Comb the records below for the string "POUR" and copy each line where it turns up.

→ Available records:
········

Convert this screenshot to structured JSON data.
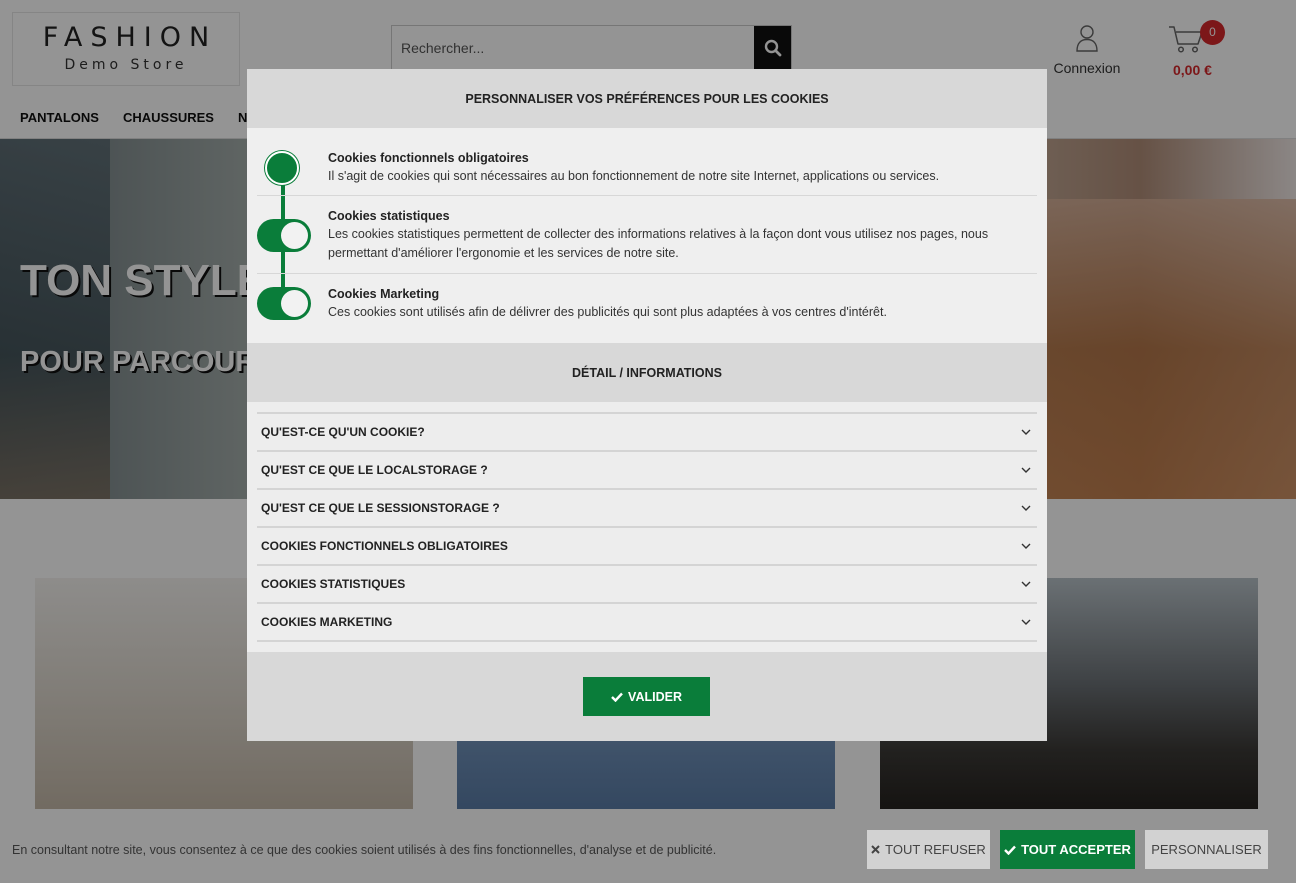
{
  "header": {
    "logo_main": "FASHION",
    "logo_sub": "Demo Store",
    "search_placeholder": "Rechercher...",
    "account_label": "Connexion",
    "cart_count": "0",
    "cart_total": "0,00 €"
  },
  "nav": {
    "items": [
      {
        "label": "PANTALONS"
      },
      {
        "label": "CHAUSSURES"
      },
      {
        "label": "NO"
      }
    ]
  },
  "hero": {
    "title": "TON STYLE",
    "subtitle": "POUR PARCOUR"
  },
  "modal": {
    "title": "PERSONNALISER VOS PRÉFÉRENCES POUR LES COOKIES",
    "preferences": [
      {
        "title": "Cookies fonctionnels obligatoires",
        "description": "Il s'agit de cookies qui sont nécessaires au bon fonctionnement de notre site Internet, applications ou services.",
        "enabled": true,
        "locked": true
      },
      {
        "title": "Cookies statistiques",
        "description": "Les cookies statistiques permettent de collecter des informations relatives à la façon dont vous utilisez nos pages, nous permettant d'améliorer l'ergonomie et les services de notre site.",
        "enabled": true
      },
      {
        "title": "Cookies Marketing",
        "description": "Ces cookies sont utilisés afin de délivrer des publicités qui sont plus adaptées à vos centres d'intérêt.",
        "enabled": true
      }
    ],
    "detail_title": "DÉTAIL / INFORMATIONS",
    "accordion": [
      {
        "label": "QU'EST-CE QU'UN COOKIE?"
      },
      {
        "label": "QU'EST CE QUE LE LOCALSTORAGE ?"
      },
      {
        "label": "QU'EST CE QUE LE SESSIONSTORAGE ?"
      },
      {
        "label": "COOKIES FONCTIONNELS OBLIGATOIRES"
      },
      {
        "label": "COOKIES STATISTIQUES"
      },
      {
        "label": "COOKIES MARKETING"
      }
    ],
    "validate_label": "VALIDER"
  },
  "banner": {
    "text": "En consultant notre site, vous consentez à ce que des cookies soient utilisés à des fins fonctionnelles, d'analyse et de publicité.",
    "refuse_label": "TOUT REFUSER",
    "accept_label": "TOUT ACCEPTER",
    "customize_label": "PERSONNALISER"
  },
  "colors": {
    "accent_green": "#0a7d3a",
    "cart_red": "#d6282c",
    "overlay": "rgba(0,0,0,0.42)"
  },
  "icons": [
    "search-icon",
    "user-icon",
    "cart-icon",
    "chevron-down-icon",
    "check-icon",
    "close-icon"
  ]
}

········

→ Exercise result:
    "subtitle": "POUR PARCOUR"
    "title": "PERSONNALISER VOS PRÉFÉRENCES POUR LES COOKIES",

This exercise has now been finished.